- Instructions to follow -
Copy out all the data, word for word.

__________

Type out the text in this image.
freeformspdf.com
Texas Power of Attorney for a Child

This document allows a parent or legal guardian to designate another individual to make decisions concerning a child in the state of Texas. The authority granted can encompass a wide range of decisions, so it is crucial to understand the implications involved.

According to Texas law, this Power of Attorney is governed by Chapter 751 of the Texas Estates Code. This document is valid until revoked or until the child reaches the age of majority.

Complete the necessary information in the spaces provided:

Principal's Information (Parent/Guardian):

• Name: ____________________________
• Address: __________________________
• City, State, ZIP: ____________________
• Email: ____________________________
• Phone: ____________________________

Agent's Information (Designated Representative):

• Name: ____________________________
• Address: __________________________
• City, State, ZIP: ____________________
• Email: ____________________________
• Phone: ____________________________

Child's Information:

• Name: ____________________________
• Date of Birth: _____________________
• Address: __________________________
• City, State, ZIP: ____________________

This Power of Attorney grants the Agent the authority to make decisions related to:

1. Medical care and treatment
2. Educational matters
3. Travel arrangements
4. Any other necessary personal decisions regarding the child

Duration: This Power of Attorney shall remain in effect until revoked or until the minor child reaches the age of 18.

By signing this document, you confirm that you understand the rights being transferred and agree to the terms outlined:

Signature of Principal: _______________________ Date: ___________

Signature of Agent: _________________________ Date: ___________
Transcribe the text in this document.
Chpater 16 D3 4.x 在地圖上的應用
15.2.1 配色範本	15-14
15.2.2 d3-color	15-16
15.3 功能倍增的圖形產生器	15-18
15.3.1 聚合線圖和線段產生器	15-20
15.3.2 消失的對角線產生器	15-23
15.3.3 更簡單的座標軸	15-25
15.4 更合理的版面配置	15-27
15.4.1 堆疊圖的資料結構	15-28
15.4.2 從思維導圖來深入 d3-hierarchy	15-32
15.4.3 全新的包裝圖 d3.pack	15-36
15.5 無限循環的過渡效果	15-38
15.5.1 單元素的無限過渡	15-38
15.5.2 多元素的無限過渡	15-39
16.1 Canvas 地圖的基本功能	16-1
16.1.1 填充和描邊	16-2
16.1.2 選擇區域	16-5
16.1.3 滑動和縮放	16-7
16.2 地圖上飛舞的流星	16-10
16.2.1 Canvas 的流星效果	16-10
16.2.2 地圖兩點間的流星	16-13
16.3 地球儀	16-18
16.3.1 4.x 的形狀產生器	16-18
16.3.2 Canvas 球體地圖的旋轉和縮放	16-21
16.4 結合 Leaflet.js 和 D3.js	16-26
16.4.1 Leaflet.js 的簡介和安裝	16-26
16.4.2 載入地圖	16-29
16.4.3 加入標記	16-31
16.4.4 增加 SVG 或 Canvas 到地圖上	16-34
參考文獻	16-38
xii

__________

- Written answer -
Type out the text in this image.
freeformspdf.com
Texas Power of Attorney for a Child

This document allows a parent or legal guardian to designate another individual to make decisions concerning a child in the state of Texas. The authority granted can encompass a wide range of decisions, so it is crucial to understand the implications involved.

According to Texas law, this Power of Attorney is governed by Chapter 751 of the Texas Estates Code. This document is valid until revoked or until the child reaches the age of majority.

Complete the necessary information in the spaces provided:

Principal's Information (Parent/Guardian):

• Name: ____________________________
• Address: __________________________
• City, State, ZIP: ____________________
• Email: ____________________________
• Phone: ____________________________

Agent's Information (Designated Representative):

• Name: ____________________________
• Address: __________________________
• City, State, ZIP: ____________________
• Email: ____________________________
• Phone: ____________________________

Child's Information:

• Name: ____________________________
• Date of Birth: _____________________
• Address: __________________________
• City, State, ZIP: ____________________

This Power of Attorney grants the Agent the authority to make decisions related to:

1. Medical care and treatment
2. Educational matters
3. Travel arrangements
4. Any other necessary personal decisions regarding the child

Duration: This Power of Attorney shall remain in effect until revoked or until the minor child reaches the age of 18.

By signing this document, you confirm that you understand the rights being transferred and agree to the terms outlined:

Signature of Principal: _______________________ Date: ___________

Signature of Agent: _________________________ Date: ___________
Transcribe the text in this document.
Chpater 16 D3 4.x 在地圖上的應用
15.2.1 配色範本	15-14
15.2.2 d3-color	15-16
15.3 功能倍增的圖形產生器	15-18
15.3.1 聚合線圖和線段產生器	15-20
15.3.2 消失的對角線產生器	15-23
15.3.3 更簡單的座標軸	15-25
15.4 更合理的版面配置	15-27
15.4.1 堆疊圖的資料結構	15-28
15.4.2 從思維導圖來深入 d3-hierarchy	15-32
15.4.3 全新的包裝圖 d3.pack	15-36
15.5 無限循環的過渡效果	15-38
15.5.1 單元素的無限過渡	15-38
15.5.2 多元素的無限過渡	15-39
16.1 Canvas 地圖的基本功能	16-1
16.1.1 填充和描邊	16-2
16.1.2 選擇區域	16-5
16.1.3 滑動和縮放	16-7
16.2 地圖上飛舞的流星	16-10
16.2.1 Canvas 的流星效果	16-10
16.2.2 地圖兩點間的流星	16-13
16.3 地球儀	16-18
16.3.1 4.x 的形狀產生器	16-18
16.3.2 Canvas 球體地圖的旋轉和縮放	16-21
16.4 結合 Leaflet.js 和 D3.js	16-26
16.4.1 Leaflet.js 的簡介和安裝	16-26
16.4.2 載入地圖	16-29
16.4.3 加入標記	16-31
16.4.4 增加 SVG 或 Canvas 到地圖上	16-34
參考文獻	16-38
xii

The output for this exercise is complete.